- [Collected data]
— Start —

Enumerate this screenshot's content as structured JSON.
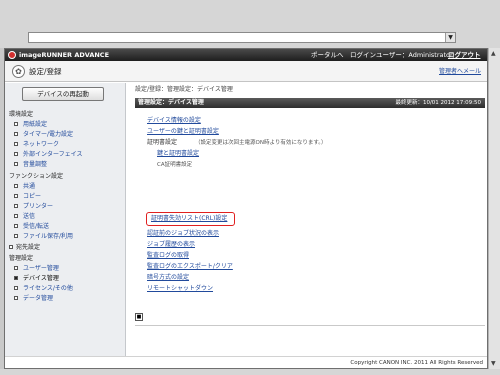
{
  "browser": {
    "address_value": ""
  },
  "titlebar": {
    "app_title": "imageRUNNER ADVANCE",
    "portal_link": "ポータルへ",
    "login_user": "ログインユーザー：Administrator",
    "logout": "ログアウト"
  },
  "subheader": {
    "heading": "設定/登録",
    "admin_link": "管理者へメール"
  },
  "sidebar": {
    "restart_button": "デバイスの再起動",
    "sections": [
      {
        "label": "環境設定"
      },
      {
        "label": "ファンクション設定"
      },
      {
        "label": "宛先設定"
      },
      {
        "label": "管理設定"
      }
    ],
    "items": [
      {
        "label": "用紙設定"
      },
      {
        "label": "タイマー/電力設定"
      },
      {
        "label": "ネットワーク"
      },
      {
        "label": "外部インターフェイス"
      },
      {
        "label": "音量調整"
      },
      {
        "label": "共通"
      },
      {
        "label": "コピー"
      },
      {
        "label": "プリンター"
      },
      {
        "label": "送信"
      },
      {
        "label": "受信/転送"
      },
      {
        "label": "ファイル保存/利用"
      },
      {
        "label": "ユーザー管理"
      },
      {
        "label": "デバイス管理"
      },
      {
        "label": "ライセンス/その他"
      },
      {
        "label": "データ管理"
      }
    ]
  },
  "main": {
    "breadcrumb": "設定/登録：管理設定：デバイス管理",
    "section_title": "管理設定：デバイス管理",
    "last_updated": "最終更新：10/01 2012 17:09:50",
    "links": {
      "device_info": "デバイス情報の設定",
      "user_cert": "ユーザーの鍵と証明書設定",
      "cert_label": "証明書設定",
      "cert_note": "（設定変更は次回主電源ON時より有効になります。）",
      "key_cert": "鍵と証明書設定",
      "ca_cert": "CA証明書設定",
      "crl": "証明書失効リスト(CRL)設定",
      "job_status": "認証前のジョブ状況の表示",
      "job_history": "ジョブ履歴の表示",
      "audit_log": "監査ログの取得",
      "audit_export": "監査ログのエクスポート/クリア",
      "encryption": "暗号方式の設定",
      "remote_shutdown": "リモートシャットダウン"
    }
  },
  "footer": {
    "copyright": "Copyright CANON INC. 2011 All Rights Reserved"
  },
  "colors": {
    "link": "#214a9c",
    "highlight": "#e02020",
    "titlebar": "#2e2e2e"
  }
}
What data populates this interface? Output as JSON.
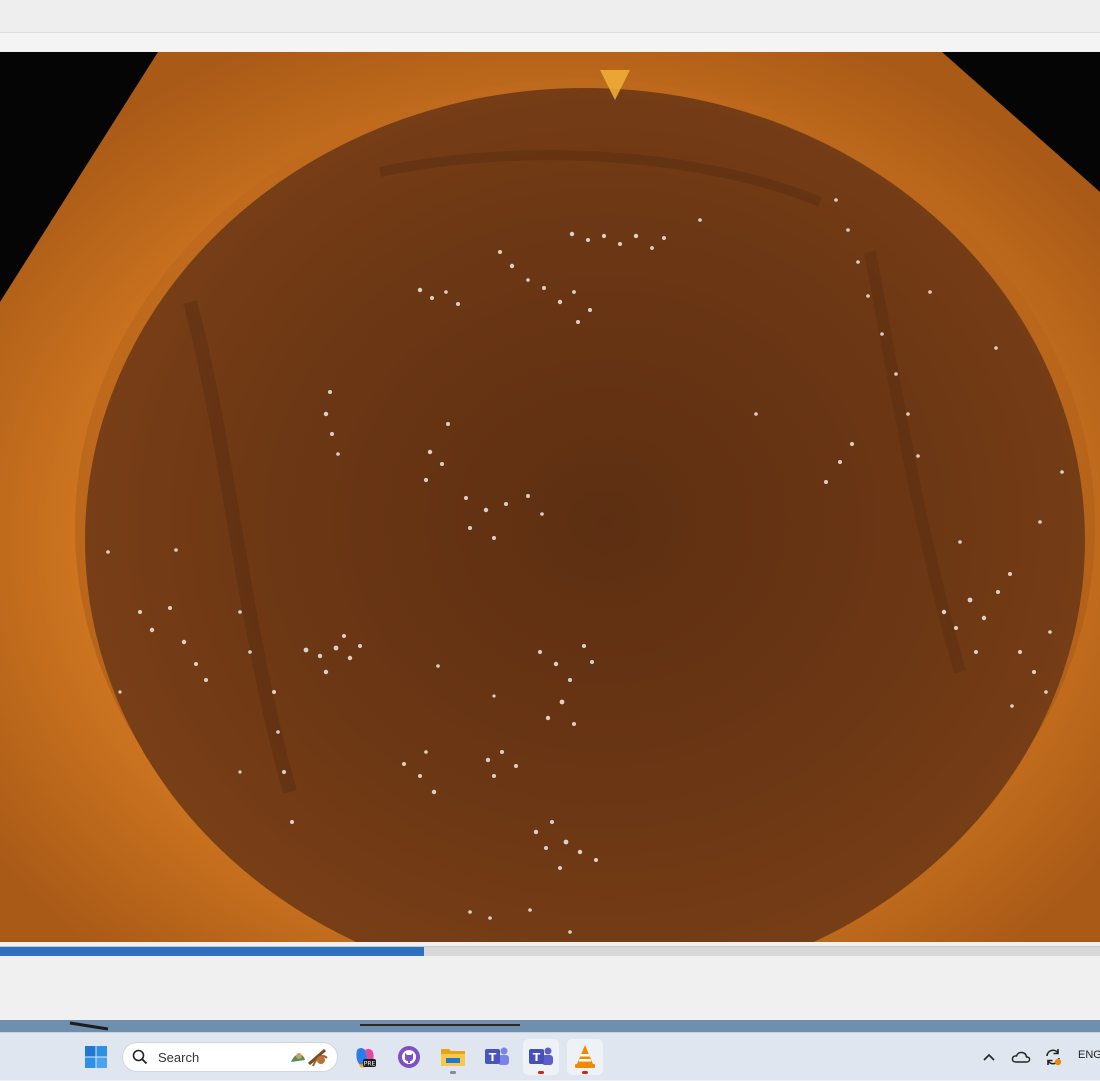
{
  "player": {
    "seek_progress": 0.385
  },
  "taskbar": {
    "search_label": "Search",
    "language": "ENG",
    "icons": [
      "windows-start-icon",
      "search-icon",
      "copilot-icon",
      "github-desktop-icon",
      "file-explorer-icon",
      "teams-classic-icon",
      "teams-icon",
      "vlc-media-player-icon",
      "show-hidden-icons-icon",
      "onedrive-icon",
      "sync-icon"
    ]
  },
  "colors": {
    "seek_fill": "#2f6fc0",
    "vlc_orange": "#f08a00",
    "teams_purple": "#5b5fc7"
  }
}
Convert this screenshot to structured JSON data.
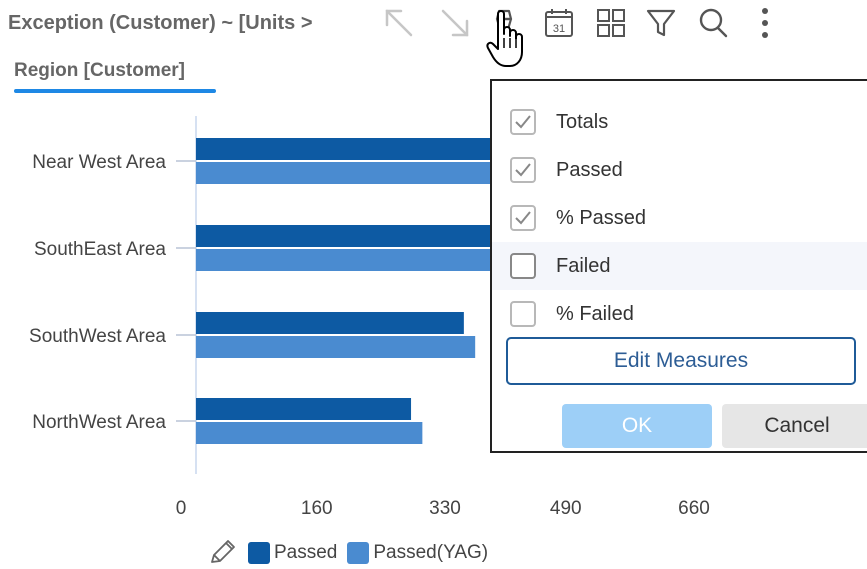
{
  "header": {
    "title": "Exception (Customer) ~ [Units >",
    "tab_label": "Region [Customer]"
  },
  "toolbar": {
    "tools": [
      {
        "name": "expand-icon"
      },
      {
        "name": "collapse-icon"
      },
      {
        "name": "highlighter-icon"
      },
      {
        "name": "calendar-icon",
        "text": "31"
      },
      {
        "name": "grid-icon"
      },
      {
        "name": "filter-icon"
      },
      {
        "name": "search-icon"
      },
      {
        "name": "more-vertical-icon"
      }
    ]
  },
  "colors": {
    "passed": "#0d5aa3",
    "passed_yag": "#4a8bd0",
    "accent": "#1e88e5",
    "ok_disabled": "#9dcff7"
  },
  "chart_data": {
    "type": "bar",
    "orientation": "horizontal",
    "categories": [
      "Near West Area",
      "SouthEast Area",
      "SouthWest Area",
      "NorthWest Area"
    ],
    "series": [
      {
        "name": "Passed",
        "values": [
          650,
          650,
          355,
          285
        ]
      },
      {
        "name": "Passed(YAG)",
        "values": [
          650,
          650,
          370,
          300
        ]
      }
    ],
    "x_ticks": [
      "0",
      "160",
      "330",
      "490",
      "660"
    ],
    "xlim": [
      0,
      660
    ],
    "grid": false,
    "legend_position": "bottom"
  },
  "popup": {
    "options": [
      {
        "label": "Totals",
        "checked": true
      },
      {
        "label": "Passed",
        "checked": true
      },
      {
        "label": "% Passed",
        "checked": true
      },
      {
        "label": "Failed",
        "checked": false
      },
      {
        "label": "% Failed",
        "checked": false
      }
    ],
    "edit_label": "Edit Measures",
    "ok_label": "OK",
    "cancel_label": "Cancel"
  }
}
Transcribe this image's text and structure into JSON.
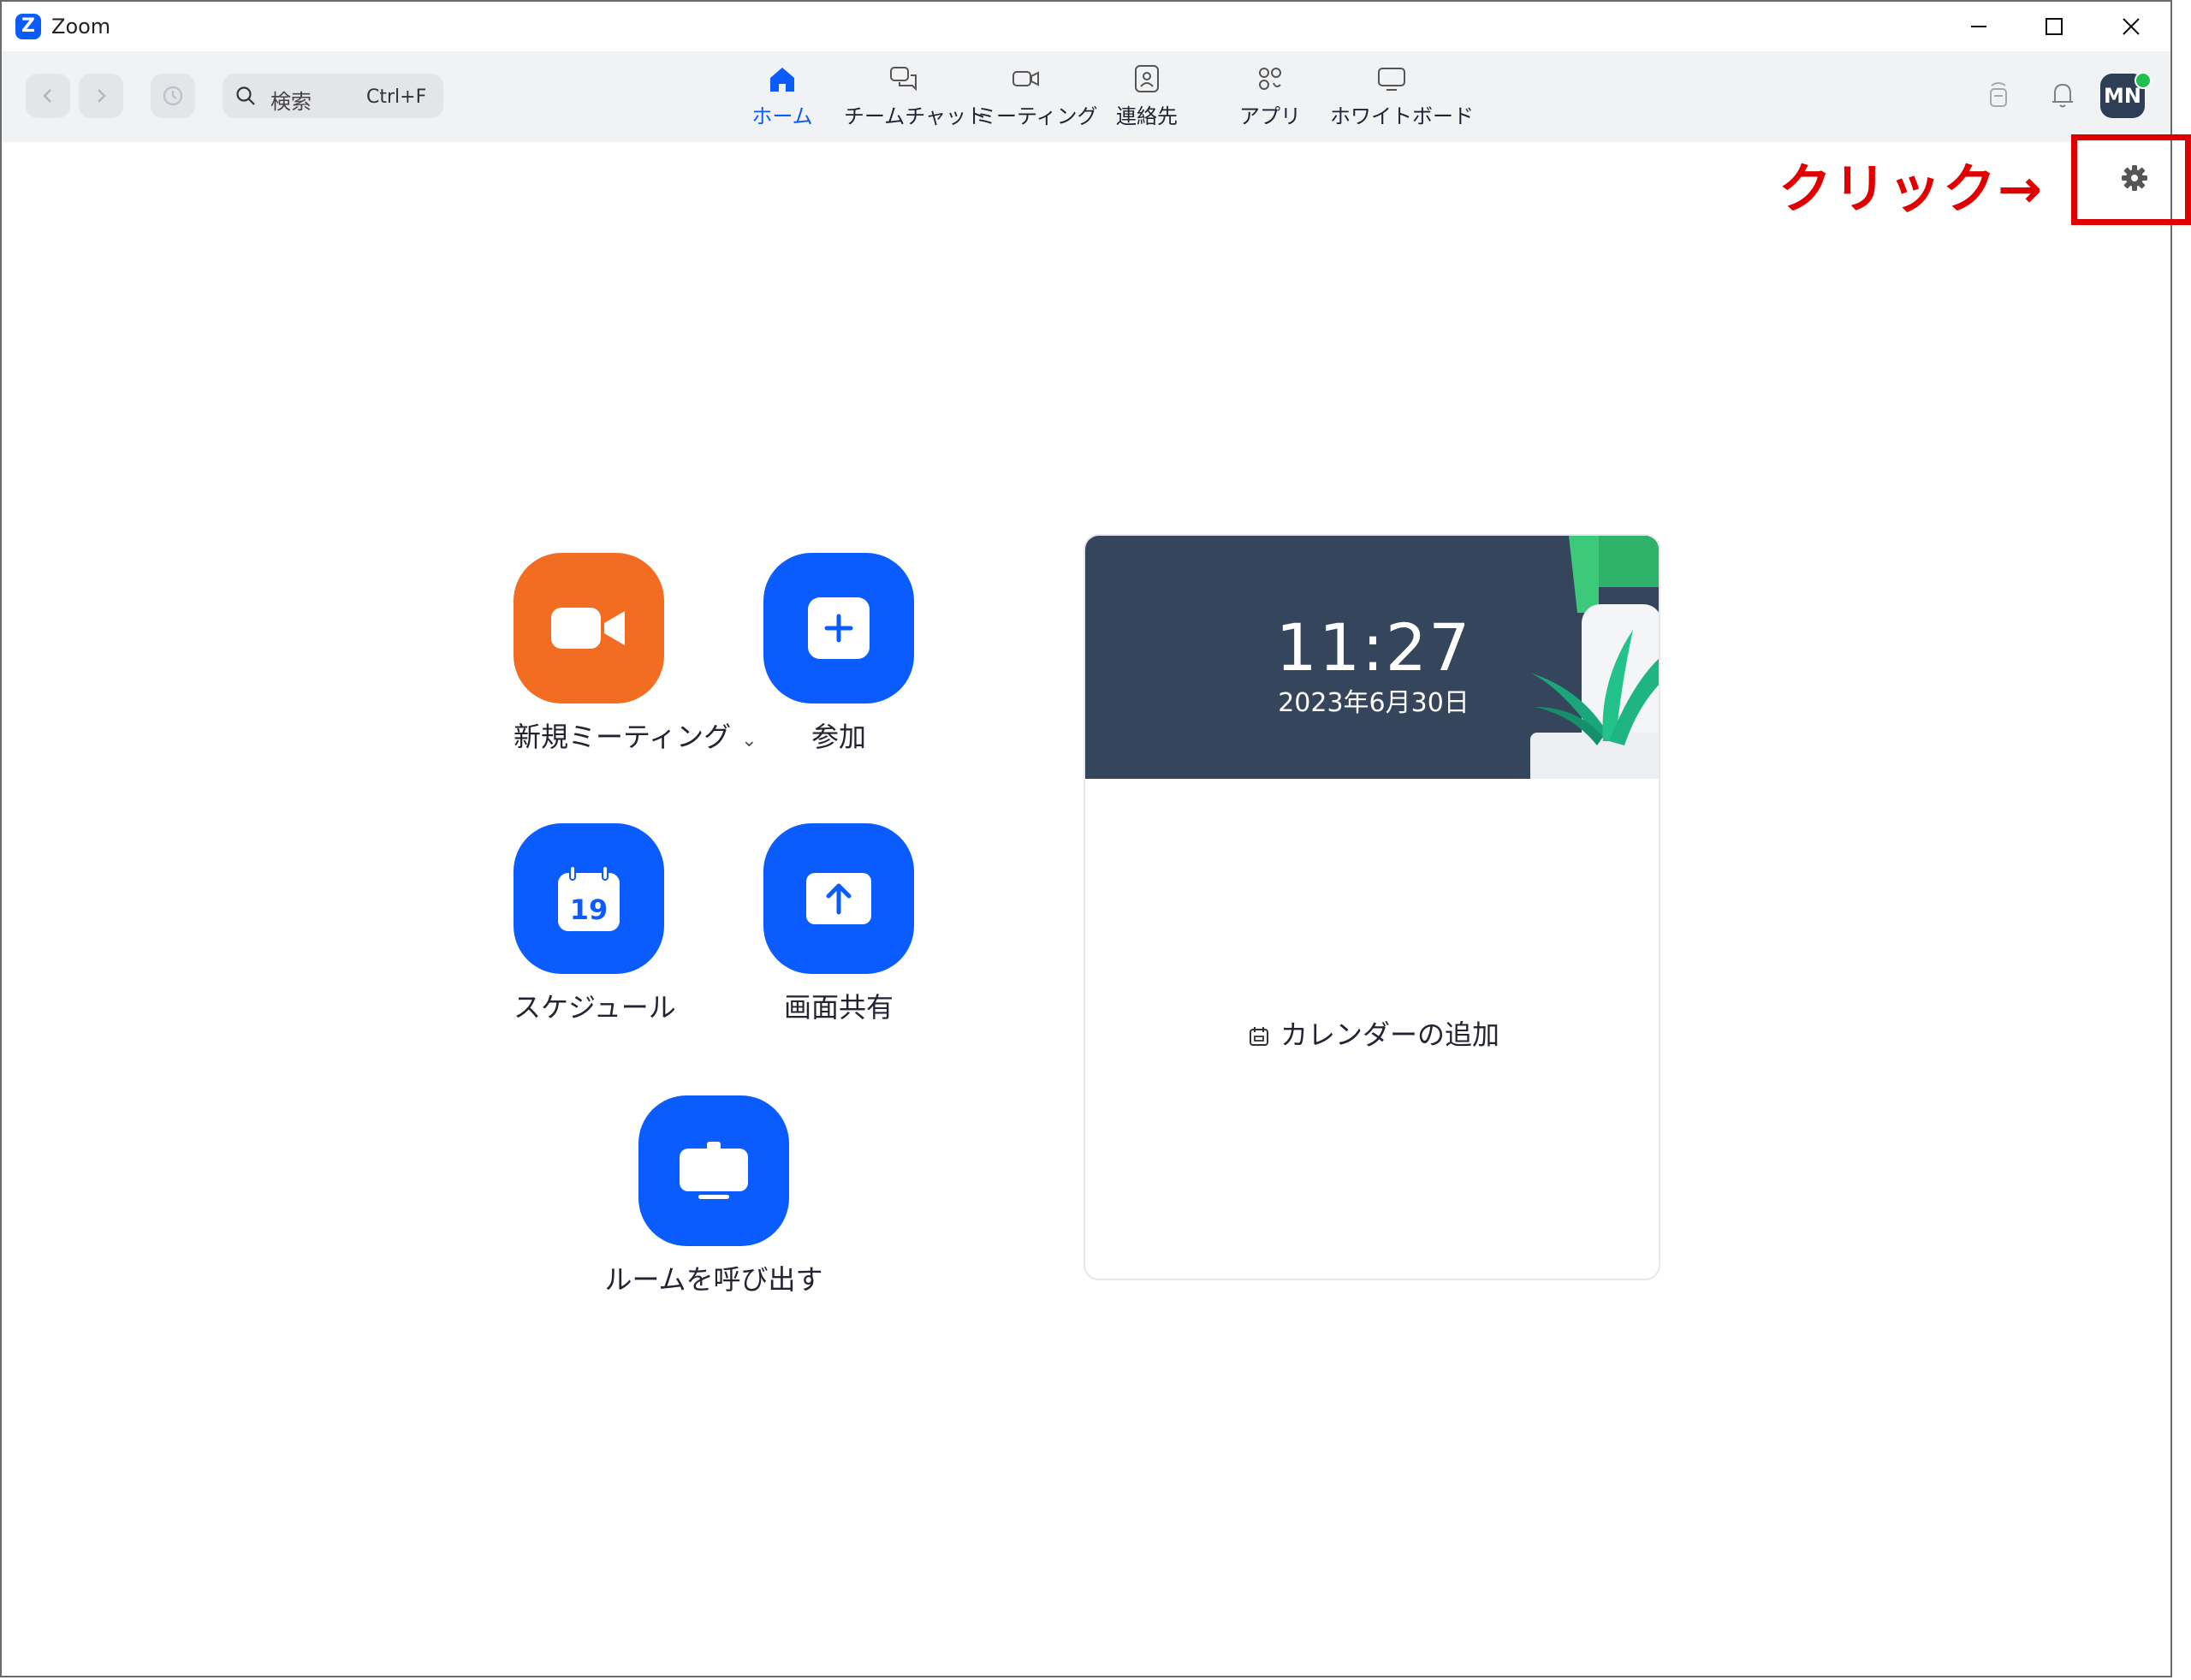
{
  "window": {
    "title": "Zoom",
    "app_logo_letter": "Z"
  },
  "search": {
    "placeholder": "検索",
    "shortcut": "Ctrl+F"
  },
  "tabs": [
    {
      "label": "ホーム",
      "icon": "home-icon",
      "active": true
    },
    {
      "label": "チームチャット",
      "icon": "chat-icon",
      "active": false
    },
    {
      "label": "ミーティング",
      "icon": "video-icon",
      "active": false
    },
    {
      "label": "連絡先",
      "icon": "contacts-icon",
      "active": false
    },
    {
      "label": "アプリ",
      "icon": "apps-icon",
      "active": false
    },
    {
      "label": "ホワイトボード",
      "icon": "whiteboard-icon",
      "active": false
    }
  ],
  "user": {
    "initials": "MN",
    "status": "online"
  },
  "annotation": {
    "text": "クリック→",
    "color": "#e00000"
  },
  "actions": {
    "new_meeting": "新規ミーティング",
    "join": "参加",
    "schedule": "スケジュール",
    "schedule_day": "19",
    "share_screen": "画面共有",
    "call_room": "ルームを呼び出す"
  },
  "calendar": {
    "time": "11:27",
    "date": "2023年6月30日",
    "add_label": "カレンダーの追加"
  },
  "colors": {
    "accent": "#0b5cff",
    "orange": "#f26d21",
    "card_header": "#34455c",
    "toolbar": "#f1f2f4",
    "online": "#1fc04d"
  }
}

— End —

Gather all lines where the word "JSON" appears.

- [Answer to this problem]
Enumerate this screenshot's content as structured JSON.
What data populates this interface? Output as JSON.
Convert this screenshot to structured JSON data.
Transcribe this image's text and structure into JSON.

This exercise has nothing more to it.